TASK STATEMENT>
Take each line containing the word "образования" and copy it.

Data records>
□ □ □
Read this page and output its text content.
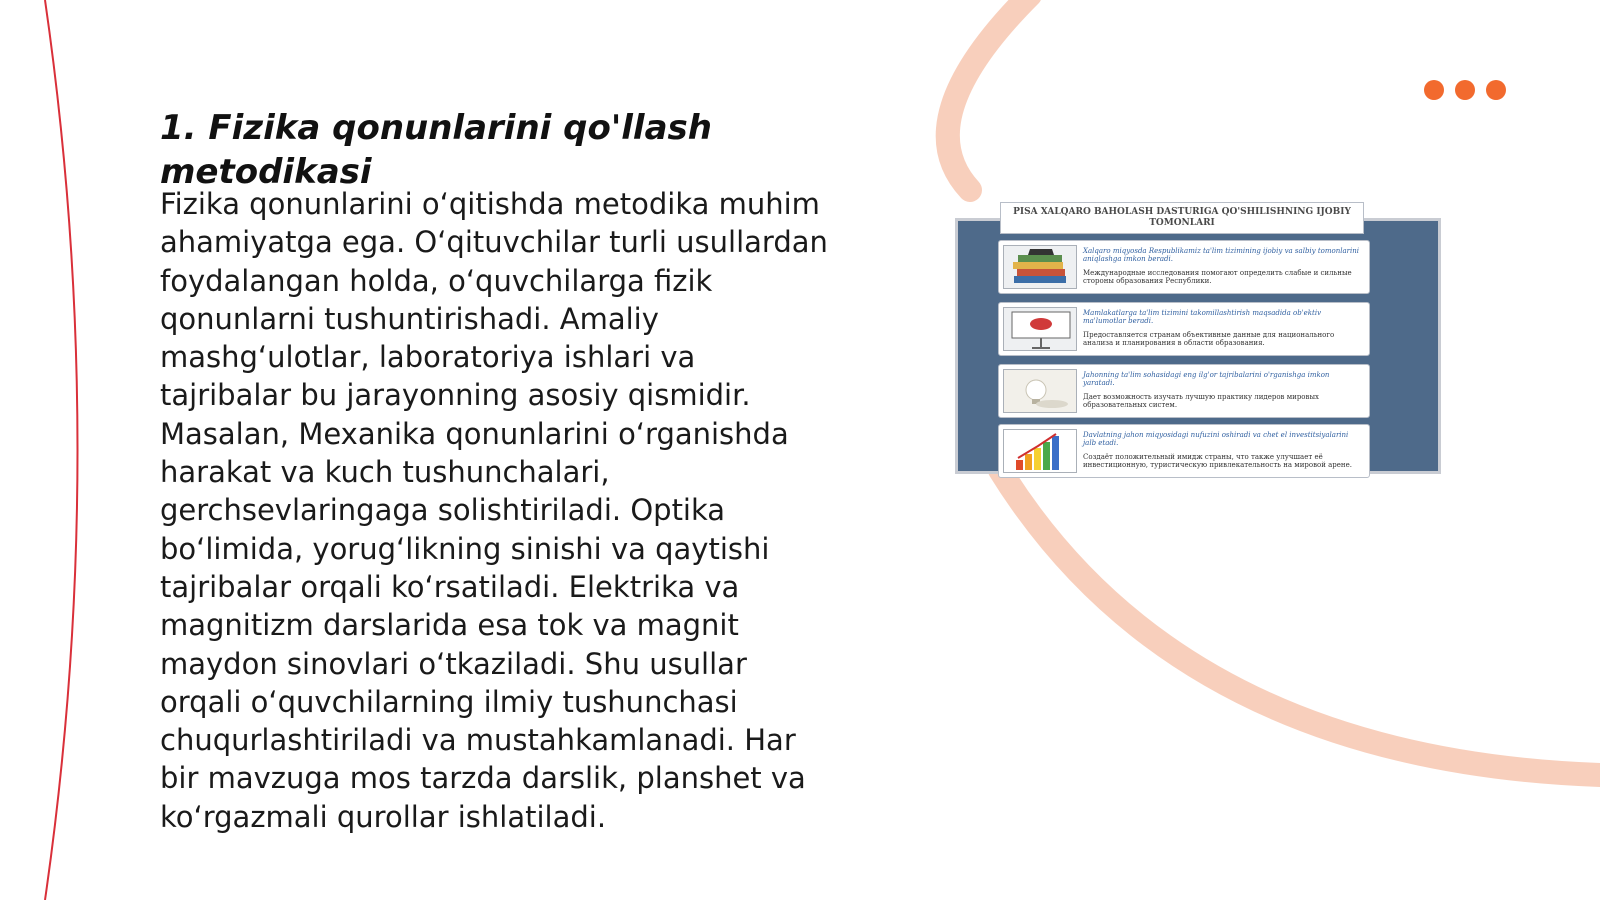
1. Fizika qonunlarini qo'llash metodikasi

Fizika qonunlarini o‘qitishda metodika muhim ahamiyatga ega. O‘qituvchilar turli usullardan foydalangan holda, o‘quvchilarga fizik qonunlarni tushuntirishadi. Amaliy mashg‘ulotlar, laboratoriya ishlari va tajribalar bu jarayonning asosiy qismidir. Masalan, Mexanika qonunlarini o‘rganishda harakat va kuch tushunchalari, gerchsevlaringaga solishtiriladi. Optika bo‘limida, yorug‘likning sinishi va qaytishi tajribalar orqali ko‘rsatiladi. Elektrika va magnitizm darslarida esa tok va magnit maydon sinovlari o‘tkaziladi. Shu usullar orqali o‘quvchilarning ilmiy tushunchasi chuqurlashtiriladi va mustahkamlanadi. Har bir mavzuga mos tarzda darslik, planshet va ko‘rgazmali qurollar ishlatiladi.

PISA XALQARO BAHOLASH DASTURIGA QO'SHILISHNING IJOBIY TOMONLARI
Xalqaro miqyosda Respublikamiz ta'lim tizimining ijobiy va salbiy tomonlarini aniqlashga imkon beradi.
Международные исследования помогают определить слабые и сильные стороны образования Республики.
Mamlakatlarga ta'lim tizimini takomillashtirish maqsadida ob'ektiv ma'lumotlar beradi.
Предоставляется странам объективные данные для национального анализа и планирования в области образования.
Jahonning ta'lim sohasidagi eng ilg'or tajribalarini o'rganishga imkon yaratadi.
Дает возможность изучать лучшую практику лидеров мировых образовательных систем.
Davlatning jahon miqyosidagi nufuzini oshiradi va chet el investitsiyalarini jalb etadi.
Создаёт положительный имидж страны, что также улучшает её инвестиционную, туристическую привлекательность на мировой арене.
□ □ □
FULL RESPONSE>
Международные исследования помогают определить слабые и сильные стороны образования Республики.
Предоставляется странам объективные данные для национального анализа и планирования в области образования.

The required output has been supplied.